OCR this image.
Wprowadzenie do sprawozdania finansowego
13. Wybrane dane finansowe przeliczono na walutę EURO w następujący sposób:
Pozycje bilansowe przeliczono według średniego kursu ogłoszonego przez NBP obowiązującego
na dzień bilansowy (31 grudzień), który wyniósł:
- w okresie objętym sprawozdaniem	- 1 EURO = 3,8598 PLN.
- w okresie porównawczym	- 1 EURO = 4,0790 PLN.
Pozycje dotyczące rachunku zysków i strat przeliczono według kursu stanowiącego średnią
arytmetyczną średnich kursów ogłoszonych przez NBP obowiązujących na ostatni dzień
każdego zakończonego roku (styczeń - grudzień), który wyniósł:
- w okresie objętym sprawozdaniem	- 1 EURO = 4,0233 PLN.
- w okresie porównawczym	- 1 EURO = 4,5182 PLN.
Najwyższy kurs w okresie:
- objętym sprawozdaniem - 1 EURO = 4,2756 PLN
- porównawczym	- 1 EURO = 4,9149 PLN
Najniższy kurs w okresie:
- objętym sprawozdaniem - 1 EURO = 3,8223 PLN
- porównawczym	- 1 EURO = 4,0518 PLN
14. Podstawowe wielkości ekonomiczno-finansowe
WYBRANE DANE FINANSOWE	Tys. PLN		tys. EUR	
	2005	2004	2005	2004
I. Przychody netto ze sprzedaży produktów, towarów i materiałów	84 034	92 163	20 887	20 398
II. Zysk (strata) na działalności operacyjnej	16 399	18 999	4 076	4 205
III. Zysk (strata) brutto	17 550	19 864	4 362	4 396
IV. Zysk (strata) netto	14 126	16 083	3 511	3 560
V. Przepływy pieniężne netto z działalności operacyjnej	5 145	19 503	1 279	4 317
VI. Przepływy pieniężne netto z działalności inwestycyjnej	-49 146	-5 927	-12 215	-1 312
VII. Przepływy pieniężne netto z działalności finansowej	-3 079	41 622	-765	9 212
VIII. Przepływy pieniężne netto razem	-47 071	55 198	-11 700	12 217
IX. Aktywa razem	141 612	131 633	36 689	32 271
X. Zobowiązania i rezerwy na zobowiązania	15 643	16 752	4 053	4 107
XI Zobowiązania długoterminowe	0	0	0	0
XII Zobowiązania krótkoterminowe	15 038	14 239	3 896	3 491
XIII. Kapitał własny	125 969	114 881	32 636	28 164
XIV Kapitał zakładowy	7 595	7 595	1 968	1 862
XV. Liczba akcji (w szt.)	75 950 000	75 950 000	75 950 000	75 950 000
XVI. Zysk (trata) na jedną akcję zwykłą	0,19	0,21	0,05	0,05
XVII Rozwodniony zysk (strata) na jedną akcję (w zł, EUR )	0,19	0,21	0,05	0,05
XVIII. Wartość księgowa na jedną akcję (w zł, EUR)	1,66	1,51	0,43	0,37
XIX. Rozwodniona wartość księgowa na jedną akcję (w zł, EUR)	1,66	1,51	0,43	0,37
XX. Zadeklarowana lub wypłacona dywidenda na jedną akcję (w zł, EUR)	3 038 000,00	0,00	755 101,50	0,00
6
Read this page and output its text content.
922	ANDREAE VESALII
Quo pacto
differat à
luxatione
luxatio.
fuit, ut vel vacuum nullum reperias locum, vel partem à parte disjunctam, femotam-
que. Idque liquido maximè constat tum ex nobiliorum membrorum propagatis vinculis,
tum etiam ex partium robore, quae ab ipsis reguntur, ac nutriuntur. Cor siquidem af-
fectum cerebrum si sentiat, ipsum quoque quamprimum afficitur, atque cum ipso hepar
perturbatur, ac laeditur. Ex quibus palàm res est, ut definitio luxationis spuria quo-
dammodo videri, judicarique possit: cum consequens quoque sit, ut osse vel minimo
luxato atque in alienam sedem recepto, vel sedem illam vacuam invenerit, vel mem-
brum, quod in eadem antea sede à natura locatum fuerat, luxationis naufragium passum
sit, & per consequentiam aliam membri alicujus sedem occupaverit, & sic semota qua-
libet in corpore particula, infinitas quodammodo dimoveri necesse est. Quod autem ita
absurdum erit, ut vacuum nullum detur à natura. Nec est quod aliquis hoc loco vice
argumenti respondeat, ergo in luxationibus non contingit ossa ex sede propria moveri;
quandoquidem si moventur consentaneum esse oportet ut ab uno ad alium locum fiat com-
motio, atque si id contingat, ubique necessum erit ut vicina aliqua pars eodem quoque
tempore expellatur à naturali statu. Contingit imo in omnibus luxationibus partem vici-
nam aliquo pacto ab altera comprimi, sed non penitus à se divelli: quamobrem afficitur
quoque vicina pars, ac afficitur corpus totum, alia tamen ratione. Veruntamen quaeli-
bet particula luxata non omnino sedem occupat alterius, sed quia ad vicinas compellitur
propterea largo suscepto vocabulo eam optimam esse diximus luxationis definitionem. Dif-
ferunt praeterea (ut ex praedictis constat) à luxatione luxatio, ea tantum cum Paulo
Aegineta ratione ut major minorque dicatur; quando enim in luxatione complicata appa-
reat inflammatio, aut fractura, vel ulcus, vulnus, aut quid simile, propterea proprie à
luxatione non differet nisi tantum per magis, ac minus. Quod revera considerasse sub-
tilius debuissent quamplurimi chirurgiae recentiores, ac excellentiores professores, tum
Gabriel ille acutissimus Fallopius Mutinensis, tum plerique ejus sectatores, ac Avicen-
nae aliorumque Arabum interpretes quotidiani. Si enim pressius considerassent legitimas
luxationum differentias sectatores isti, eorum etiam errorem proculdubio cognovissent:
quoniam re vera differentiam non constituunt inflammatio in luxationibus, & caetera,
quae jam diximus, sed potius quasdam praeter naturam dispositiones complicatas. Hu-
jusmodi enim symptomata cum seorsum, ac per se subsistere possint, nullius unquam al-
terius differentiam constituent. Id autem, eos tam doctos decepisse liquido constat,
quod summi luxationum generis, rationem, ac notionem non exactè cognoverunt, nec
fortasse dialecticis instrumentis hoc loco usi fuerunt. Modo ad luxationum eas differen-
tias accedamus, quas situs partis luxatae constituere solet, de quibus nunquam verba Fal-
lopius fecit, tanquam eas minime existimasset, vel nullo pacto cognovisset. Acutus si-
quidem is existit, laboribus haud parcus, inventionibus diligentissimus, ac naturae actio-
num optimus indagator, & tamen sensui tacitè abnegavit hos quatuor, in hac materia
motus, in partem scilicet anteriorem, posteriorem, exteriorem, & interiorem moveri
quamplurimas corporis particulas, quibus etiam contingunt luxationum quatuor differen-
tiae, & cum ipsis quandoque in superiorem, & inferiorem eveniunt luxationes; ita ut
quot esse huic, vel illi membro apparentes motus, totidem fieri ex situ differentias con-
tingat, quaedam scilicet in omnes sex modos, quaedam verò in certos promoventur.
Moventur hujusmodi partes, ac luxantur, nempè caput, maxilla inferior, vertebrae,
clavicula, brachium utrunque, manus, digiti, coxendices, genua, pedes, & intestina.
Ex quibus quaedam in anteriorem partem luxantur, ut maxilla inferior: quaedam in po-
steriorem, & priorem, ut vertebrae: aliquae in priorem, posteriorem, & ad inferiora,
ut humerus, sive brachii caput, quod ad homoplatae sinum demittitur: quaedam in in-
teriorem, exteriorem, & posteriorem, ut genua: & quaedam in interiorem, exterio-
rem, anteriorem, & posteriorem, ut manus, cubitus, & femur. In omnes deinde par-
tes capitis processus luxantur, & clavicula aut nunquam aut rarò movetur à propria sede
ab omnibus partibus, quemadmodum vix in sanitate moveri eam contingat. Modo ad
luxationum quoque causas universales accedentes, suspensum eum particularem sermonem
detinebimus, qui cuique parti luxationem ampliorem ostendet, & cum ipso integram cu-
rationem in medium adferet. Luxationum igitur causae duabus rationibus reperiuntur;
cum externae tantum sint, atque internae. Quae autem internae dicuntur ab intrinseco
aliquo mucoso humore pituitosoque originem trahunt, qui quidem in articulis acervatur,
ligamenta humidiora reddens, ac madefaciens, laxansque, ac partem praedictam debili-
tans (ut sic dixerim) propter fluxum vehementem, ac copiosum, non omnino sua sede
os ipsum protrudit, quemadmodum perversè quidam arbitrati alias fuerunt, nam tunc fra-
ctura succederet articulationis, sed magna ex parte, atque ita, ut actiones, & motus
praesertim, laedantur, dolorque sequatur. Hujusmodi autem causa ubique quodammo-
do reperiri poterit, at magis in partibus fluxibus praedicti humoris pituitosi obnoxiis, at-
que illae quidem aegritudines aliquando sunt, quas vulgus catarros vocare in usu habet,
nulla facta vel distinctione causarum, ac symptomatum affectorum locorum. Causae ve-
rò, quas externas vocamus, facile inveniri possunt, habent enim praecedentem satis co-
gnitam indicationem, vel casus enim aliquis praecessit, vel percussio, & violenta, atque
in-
★ ★ ★ ★ ★
Exercise prompt –
Say how many lines in the listing above include "anteriorem". Give nothing but the number.

Expected answer –
3